[Dataset items]

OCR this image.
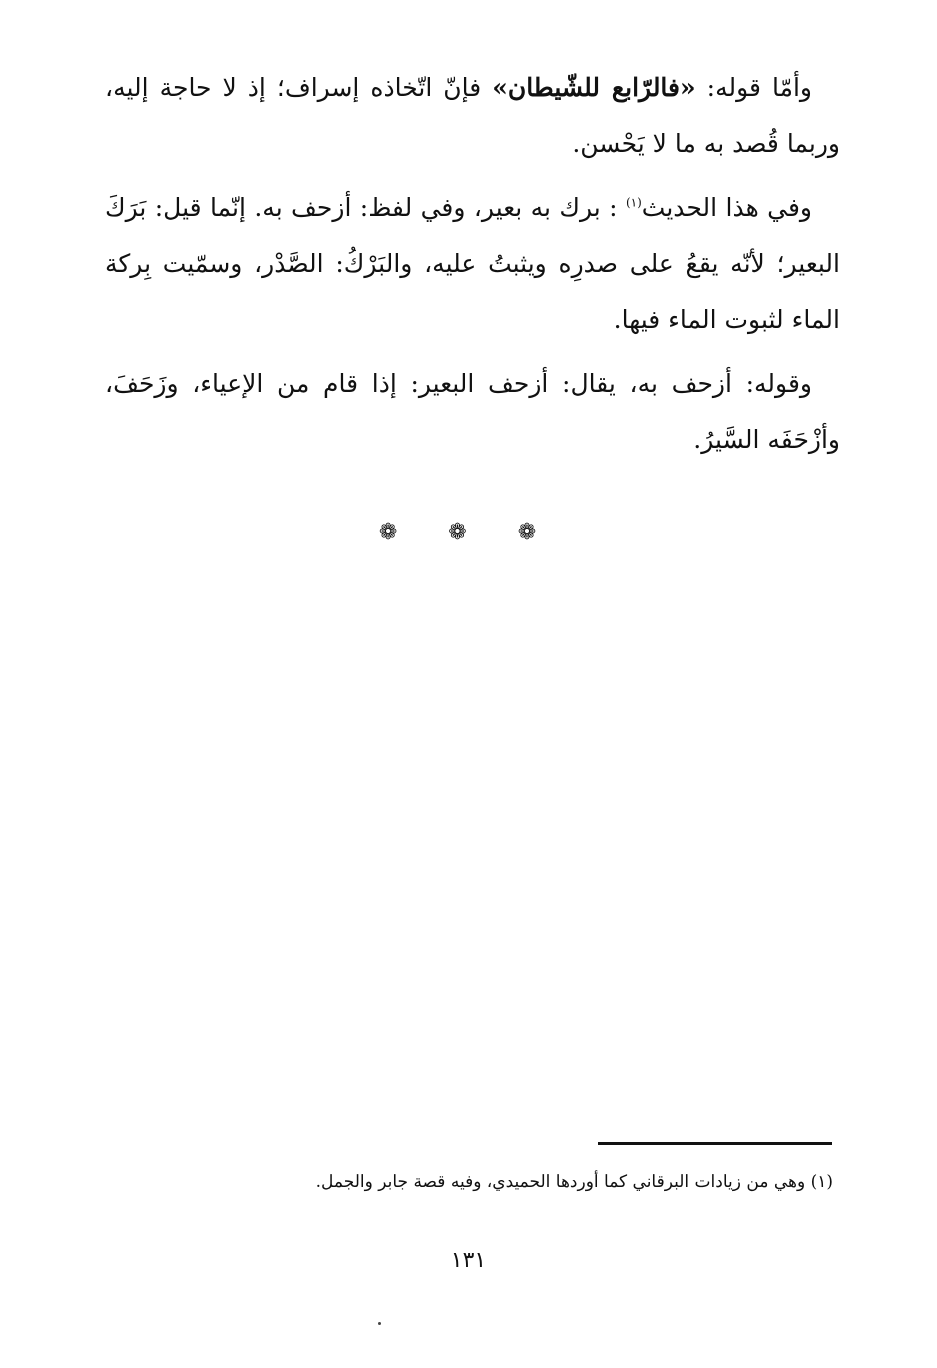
وأمّا قوله: «فالرّابع للشّيطان» فإنّ اتّخاذه إسراف؛ إذ لا حاجة إليه، وربما قُصد به ما لا يَحْسن.

وفي هذا الحديث$^{(١)}$ : برك به بعير، وفي لفظ: أزحف به. إنّما قيل: بَرَكَ البعير؛ لأنّه يقعُ على صدرِه ويثبتُ عليه، والبَرْكُ: الصَّدْر، وسمّيت بِركة الماء لثبوت الماء فيها.

وقوله: أزحف به، يقال: أزحف البعير: إذا قام من الإعياء، وزَحَفَ، وأزْحَفَه السَّيرُ.

❁ ❁ ❁
(١) وهي من زيادات البرقاني كما أوردها الحميدي، وفيه قصة جابر والجمل.
١٣١
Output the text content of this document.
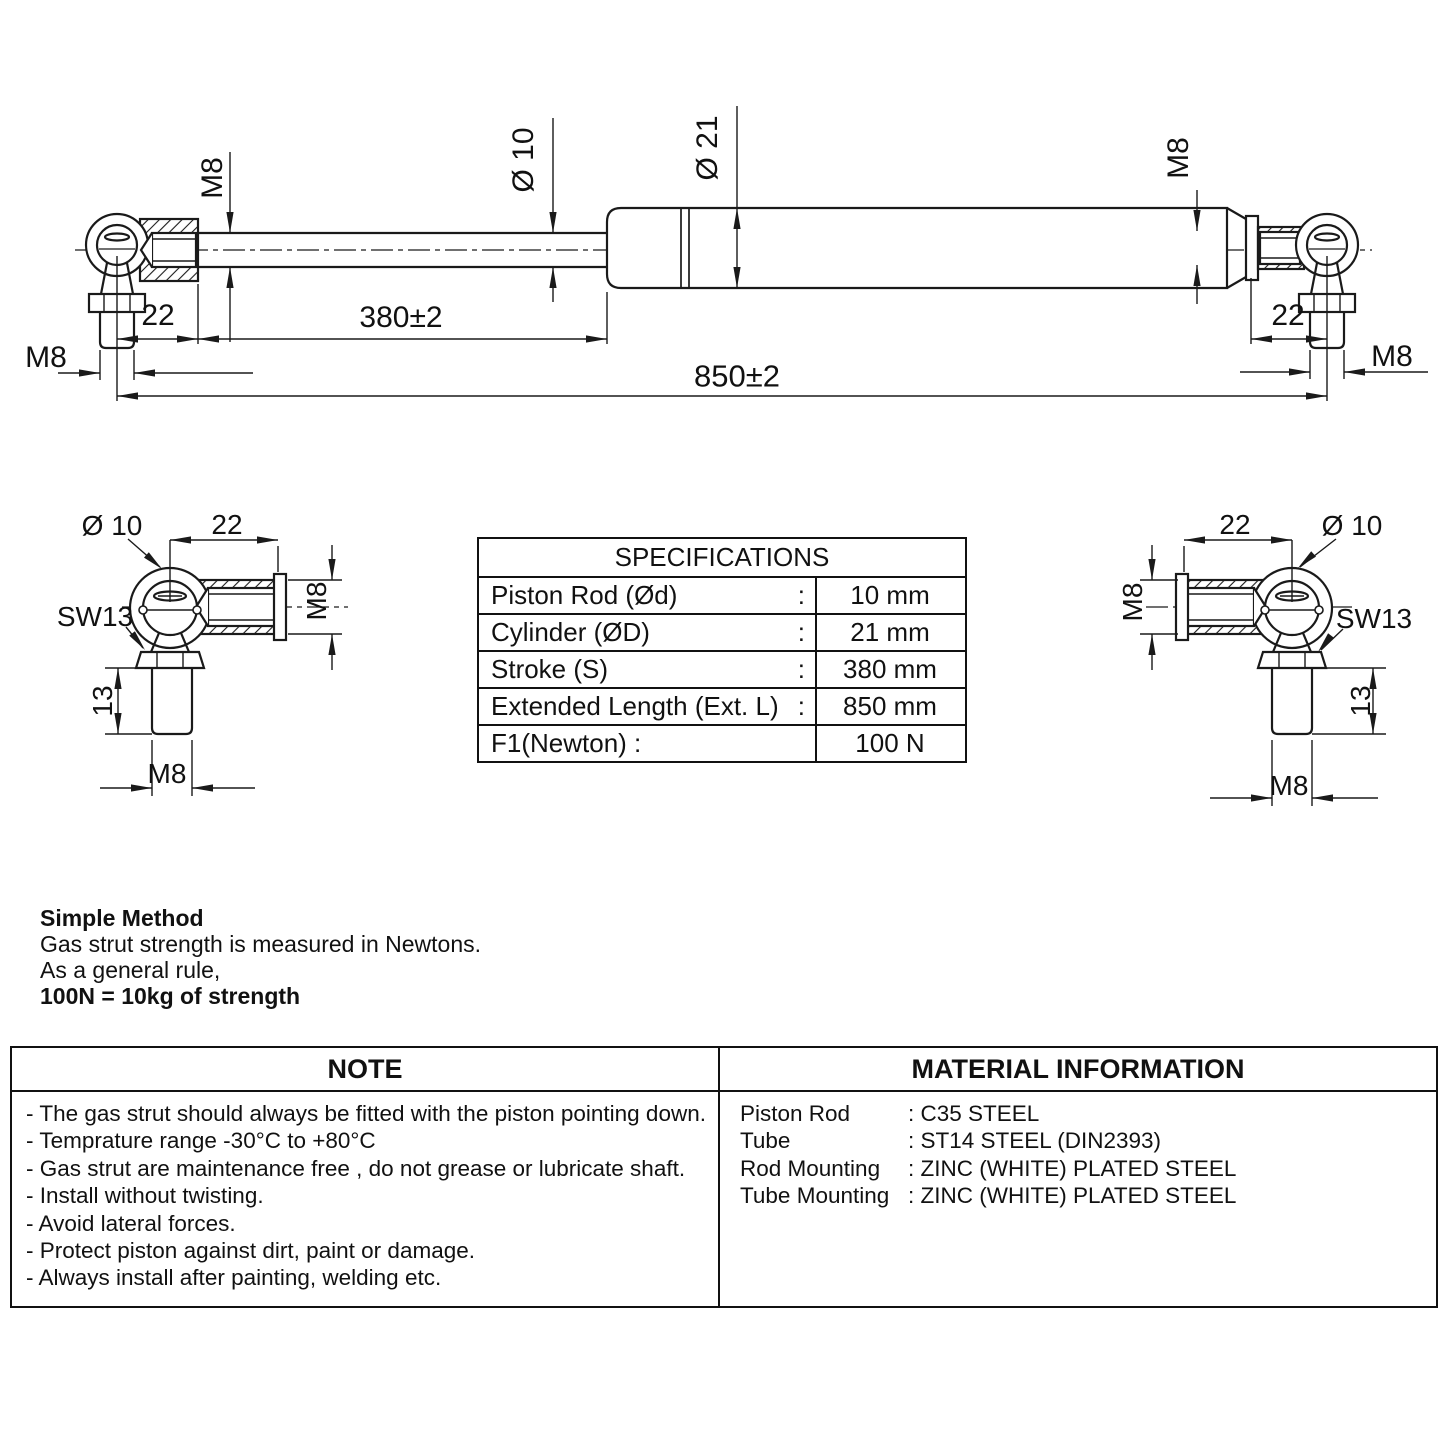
M8	Ø 10	Ø 21	M8
22	380±2
850±2
22
M8	M8
Ø 10 22
SW13	M8
13
M8
22	Ø 10
M8	SW13
13
M8
SPECIFICATIONS
Piston Rod (Ød)	:	10 mm
Cylinder (ØD)	:	21 mm
Stroke (S)	:	380 mm
Extended Length (Ext. L) :	850 mm
F1(Newton) :	100 N
Simple Method
Gas strut strength is measured in Newtons.
As a general rule,
100N = 10kg of strength
NOTE
- The gas strut should always be fitted with the piston pointing down.
- Temprature range -30°C to +80°C
- Gas strut are maintenance free , do not grease or lubricate shaft.
- Install without twisting.
- Avoid lateral forces.
- Protect piston against dirt, paint or damage.
- Always install after painting, welding etc.
MATERIAL INFORMATION
Piston Rod	: C35 STEEL
Tube	: ST14 STEEL (DIN2393)
Rod Mounting	: ZINC (WHITE) PLATED STEEL
Tube Mounting : ZINC (WHITE) PLATED STEEL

DESCRIPTION OF THE TASK
Tally the lines above containing "أزحف". Answer with the count only.

COMPLETED EXERCISE
2